(Dataset entries)

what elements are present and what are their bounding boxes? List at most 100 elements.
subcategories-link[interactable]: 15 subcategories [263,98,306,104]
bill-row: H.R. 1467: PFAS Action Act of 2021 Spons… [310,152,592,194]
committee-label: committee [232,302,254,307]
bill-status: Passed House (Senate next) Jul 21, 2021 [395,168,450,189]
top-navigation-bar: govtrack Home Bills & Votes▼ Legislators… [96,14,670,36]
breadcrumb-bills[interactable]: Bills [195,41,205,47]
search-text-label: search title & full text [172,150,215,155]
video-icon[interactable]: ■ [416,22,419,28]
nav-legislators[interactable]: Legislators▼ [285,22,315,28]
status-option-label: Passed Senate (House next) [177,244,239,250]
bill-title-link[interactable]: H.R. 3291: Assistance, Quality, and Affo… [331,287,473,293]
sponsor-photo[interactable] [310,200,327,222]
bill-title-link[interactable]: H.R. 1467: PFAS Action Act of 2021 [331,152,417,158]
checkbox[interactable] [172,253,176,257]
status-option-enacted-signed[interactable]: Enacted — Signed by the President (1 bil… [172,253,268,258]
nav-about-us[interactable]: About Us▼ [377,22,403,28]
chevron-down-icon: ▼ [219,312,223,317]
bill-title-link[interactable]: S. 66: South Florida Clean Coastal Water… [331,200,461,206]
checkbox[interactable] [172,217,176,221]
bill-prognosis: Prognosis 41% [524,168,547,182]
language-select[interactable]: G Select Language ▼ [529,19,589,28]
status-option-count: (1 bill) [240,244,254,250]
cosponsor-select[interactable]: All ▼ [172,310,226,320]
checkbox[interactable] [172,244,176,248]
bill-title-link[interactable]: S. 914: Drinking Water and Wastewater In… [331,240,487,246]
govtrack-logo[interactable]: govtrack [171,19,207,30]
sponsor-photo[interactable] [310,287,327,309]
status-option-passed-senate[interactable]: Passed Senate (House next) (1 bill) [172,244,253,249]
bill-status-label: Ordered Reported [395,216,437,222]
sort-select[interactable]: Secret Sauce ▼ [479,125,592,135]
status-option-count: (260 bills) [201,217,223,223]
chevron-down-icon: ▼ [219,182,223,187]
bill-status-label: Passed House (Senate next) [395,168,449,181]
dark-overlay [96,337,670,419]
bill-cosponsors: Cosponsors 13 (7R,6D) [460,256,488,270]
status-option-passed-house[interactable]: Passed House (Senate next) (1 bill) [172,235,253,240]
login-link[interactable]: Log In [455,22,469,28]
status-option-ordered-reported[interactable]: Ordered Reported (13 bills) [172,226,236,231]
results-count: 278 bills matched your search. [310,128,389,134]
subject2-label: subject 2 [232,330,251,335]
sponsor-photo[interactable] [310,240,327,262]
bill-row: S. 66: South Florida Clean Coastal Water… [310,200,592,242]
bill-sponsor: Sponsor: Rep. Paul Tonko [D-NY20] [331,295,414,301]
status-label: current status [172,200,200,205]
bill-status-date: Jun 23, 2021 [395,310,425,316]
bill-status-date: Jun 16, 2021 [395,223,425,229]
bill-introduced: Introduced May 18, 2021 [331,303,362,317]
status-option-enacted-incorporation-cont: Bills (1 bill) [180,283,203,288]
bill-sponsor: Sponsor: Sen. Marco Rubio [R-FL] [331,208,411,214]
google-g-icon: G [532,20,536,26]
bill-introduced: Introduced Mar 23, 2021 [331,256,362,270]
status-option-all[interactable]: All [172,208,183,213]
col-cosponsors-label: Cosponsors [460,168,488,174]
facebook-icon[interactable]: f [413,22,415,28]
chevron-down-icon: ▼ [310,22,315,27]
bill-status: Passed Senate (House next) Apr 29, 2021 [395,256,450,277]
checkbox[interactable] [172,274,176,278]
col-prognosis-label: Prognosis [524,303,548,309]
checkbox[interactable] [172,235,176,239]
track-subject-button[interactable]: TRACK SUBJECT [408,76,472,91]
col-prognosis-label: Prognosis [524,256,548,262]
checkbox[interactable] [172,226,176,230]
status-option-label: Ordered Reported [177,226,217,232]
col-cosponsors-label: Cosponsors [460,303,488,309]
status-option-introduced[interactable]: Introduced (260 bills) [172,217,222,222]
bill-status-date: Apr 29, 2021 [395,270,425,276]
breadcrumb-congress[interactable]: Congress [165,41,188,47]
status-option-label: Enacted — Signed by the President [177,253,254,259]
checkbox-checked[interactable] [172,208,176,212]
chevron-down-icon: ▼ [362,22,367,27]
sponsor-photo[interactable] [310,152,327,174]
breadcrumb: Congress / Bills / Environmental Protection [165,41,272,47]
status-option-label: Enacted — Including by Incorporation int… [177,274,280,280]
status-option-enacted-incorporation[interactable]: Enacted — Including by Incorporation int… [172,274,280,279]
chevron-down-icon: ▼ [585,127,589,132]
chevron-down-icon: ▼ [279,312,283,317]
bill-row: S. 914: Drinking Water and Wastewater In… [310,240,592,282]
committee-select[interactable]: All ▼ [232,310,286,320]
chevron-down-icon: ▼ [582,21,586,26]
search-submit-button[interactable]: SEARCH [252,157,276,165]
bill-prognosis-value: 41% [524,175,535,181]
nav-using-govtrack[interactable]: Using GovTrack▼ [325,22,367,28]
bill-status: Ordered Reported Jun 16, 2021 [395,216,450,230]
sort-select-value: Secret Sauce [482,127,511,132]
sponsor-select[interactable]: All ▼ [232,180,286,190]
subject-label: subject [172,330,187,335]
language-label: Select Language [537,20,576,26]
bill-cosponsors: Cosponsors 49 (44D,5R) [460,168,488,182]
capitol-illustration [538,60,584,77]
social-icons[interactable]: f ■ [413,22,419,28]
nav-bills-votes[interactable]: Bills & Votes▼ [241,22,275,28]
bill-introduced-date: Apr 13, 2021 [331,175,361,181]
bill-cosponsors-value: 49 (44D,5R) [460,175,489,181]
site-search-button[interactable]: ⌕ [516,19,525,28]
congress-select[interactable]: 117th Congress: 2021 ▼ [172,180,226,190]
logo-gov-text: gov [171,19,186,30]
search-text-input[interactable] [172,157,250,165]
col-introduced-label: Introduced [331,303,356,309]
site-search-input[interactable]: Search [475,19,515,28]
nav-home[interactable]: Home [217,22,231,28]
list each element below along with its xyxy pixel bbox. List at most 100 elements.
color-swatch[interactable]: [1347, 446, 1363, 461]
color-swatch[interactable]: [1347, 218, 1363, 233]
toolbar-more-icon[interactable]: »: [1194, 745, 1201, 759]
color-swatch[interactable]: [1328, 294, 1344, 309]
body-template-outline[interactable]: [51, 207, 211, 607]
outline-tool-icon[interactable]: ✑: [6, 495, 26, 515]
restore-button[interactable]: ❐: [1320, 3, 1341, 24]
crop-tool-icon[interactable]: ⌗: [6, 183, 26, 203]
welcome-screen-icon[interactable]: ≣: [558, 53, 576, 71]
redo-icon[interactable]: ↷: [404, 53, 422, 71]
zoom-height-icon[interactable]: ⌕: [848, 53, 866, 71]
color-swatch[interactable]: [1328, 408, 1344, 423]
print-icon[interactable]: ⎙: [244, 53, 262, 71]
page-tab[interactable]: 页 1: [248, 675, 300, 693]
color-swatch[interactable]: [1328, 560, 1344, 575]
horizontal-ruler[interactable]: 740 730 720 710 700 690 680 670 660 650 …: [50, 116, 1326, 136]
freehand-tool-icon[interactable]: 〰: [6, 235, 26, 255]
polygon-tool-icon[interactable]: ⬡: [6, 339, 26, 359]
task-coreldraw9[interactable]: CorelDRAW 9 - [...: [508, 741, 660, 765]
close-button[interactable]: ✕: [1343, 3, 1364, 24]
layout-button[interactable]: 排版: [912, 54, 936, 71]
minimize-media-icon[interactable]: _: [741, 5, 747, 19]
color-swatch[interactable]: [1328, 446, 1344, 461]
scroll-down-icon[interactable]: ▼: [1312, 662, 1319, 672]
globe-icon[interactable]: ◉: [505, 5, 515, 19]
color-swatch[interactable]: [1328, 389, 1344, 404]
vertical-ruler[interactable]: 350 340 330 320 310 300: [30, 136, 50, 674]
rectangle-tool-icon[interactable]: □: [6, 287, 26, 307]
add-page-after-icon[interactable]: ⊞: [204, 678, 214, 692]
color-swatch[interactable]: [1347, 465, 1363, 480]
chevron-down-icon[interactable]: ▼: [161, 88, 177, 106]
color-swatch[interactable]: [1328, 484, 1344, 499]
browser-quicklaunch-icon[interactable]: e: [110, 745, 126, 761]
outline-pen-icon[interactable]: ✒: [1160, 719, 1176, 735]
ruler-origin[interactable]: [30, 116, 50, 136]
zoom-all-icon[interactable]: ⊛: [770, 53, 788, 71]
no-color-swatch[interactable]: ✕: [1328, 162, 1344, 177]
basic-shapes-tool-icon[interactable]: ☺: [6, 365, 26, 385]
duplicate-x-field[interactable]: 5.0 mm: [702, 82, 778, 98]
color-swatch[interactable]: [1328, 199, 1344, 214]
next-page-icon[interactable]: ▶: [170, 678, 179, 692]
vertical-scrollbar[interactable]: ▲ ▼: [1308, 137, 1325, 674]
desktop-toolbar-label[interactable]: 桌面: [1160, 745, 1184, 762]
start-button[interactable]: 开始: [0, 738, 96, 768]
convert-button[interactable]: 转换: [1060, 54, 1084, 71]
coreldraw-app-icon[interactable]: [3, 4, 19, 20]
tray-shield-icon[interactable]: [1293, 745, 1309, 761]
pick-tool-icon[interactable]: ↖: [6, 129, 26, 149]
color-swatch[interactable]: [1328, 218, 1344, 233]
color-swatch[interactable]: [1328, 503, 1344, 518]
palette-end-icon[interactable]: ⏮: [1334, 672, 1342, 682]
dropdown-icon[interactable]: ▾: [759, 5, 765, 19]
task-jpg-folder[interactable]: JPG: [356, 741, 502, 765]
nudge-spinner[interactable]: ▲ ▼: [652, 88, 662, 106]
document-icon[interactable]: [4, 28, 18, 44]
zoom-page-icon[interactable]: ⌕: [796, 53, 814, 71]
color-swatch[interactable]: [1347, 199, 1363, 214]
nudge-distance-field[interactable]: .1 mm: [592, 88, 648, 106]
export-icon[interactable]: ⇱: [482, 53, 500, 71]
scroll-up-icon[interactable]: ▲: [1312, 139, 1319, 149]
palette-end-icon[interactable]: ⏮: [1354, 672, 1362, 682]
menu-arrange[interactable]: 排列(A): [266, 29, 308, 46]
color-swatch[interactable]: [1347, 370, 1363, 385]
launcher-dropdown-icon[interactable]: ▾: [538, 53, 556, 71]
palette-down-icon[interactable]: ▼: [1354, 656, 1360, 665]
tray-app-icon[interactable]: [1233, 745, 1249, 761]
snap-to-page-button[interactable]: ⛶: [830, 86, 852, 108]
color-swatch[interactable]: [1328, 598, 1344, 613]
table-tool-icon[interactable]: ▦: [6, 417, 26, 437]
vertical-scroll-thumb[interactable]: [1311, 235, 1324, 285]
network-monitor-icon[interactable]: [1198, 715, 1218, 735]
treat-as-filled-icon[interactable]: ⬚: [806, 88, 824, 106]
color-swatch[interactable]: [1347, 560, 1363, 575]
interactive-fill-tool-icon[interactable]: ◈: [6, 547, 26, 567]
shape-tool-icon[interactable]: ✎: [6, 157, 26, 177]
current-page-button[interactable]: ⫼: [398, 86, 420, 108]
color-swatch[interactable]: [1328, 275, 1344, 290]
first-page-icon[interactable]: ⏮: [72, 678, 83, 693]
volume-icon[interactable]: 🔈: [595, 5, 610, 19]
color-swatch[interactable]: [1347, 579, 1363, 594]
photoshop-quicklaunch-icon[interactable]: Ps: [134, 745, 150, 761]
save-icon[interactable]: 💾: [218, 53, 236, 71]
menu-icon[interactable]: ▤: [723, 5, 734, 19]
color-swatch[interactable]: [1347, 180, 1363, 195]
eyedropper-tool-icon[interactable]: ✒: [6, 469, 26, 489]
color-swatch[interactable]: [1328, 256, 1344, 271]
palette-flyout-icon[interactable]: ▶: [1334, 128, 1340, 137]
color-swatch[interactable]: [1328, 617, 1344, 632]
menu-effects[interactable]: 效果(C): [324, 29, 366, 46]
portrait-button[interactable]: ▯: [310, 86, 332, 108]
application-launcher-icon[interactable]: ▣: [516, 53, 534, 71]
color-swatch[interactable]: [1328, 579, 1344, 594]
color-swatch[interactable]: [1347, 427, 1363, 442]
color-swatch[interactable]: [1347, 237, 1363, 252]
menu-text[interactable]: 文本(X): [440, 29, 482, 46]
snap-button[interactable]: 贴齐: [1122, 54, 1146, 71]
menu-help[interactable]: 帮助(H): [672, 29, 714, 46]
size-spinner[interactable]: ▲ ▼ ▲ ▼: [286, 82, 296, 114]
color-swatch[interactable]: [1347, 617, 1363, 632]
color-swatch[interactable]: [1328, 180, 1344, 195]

§ **Task directions**:
Give the lines from the start of the entries through the line containing "bill-status-label: Passed House", both included, as a Markdown table with two columns: Row, holding a row number, and Line, holding the line. Leave out any blank lines.

§ **Final answer**:
| Row | Line |
|---|---|
| 1 | what elements are present and what are their bounding boxes? List at most 100 elements. |
| 2 | subcategories-link[interactable]: 15 subcategories [263,98,306,104] |
| 3 | bill-row: H.R. 1467: PFAS Action Act of 2021 Spons… [310,152,592,194] |
| 4 | committee-label: committee [232,302,254,307] |
| 5 | bill-status: Passed House (Senate next) Jul 21, 2021 [395,168,450,189] |
| 6 | top-navigation-bar: govtrack Home Bills & Votes▼ Legislators… [96,14,670,36] |
| 7 | breadcrumb-bills[interactable]: Bills [195,41,205,47] |
| 8 | search-text-label: search title & full text [172,150,215,155] |
| 9 | video-icon[interactable]: ■ [416,22,419,28] |
| 10 | nav-legislators[interactable]: Legislators▼ [285,22,315,28] |
| 11 | status-option-label: Passed Senate (House next) [177,244,239,250] |
| 12 | bill-title-link[interactable]: H.R. 3291: Assistance, Quality, and Affo… [331,287,473,293] |
| 13 | sponsor-photo[interactable] [310,200,327,222] |
| 14 | bill-title-link[interactable]: H.R. 1467: PFAS Action Act of 2021 [331,152,417,158] |
| 15 | checkbox[interactable] [172,253,176,257] |
| 16 | status-option-enacted-signed[interactable]: Enacted — Signed by the President (1 bil… [172,253,268,258] |
| 17 | nav-about-us[interactable]: About Us▼ [377,22,403,28] |
| 18 | chevron-down-icon: ▼ [219,312,223,317] |
| 19 | bill-title-link[interactable]: S. 66: South Florida Clean Coastal Water… [331,200,461,206] |
| 20 | checkbox[interactable] [172,217,176,221] |
| 21 | bill-prognosis: Prognosis 41% [524,168,547,182] |
| 22 | language-select[interactable]: G Select Language ▼ [529,19,589,28] |
| 23 | status-option-count: (1 bill) [240,244,254,250] |
| 24 | cosponsor-select[interactable]: All ▼ [172,310,226,320] |
| 25 | checkbox[interactable] [172,244,176,248] |
| 26 | bill-title-link[interactable]: S. 914: Drinking Water and Wastewater In… [331,240,487,246] |
| 27 | govtrack-logo[interactable]: govtrack [171,19,207,30] |
| 28 | sponsor-photo[interactable] [310,287,327,309] |
| 29 | status-option-passed-senate[interactable]: Passed Senate (House next) (1 bill) [172,244,253,249] |
| 30 | bill-status-label: Ordered Reported [395,216,437,222] |
| 31 | sort-select[interactable]: Secret Sauce ▼ [479,125,592,135] |
| 32 | status-option-count: (260 bills) [201,217,223,223] |
| 33 | chevron-down-icon: ▼ [219,182,223,187] |
| 34 | bill-status-label: Passed House (Senate next) [395,168,449,181] |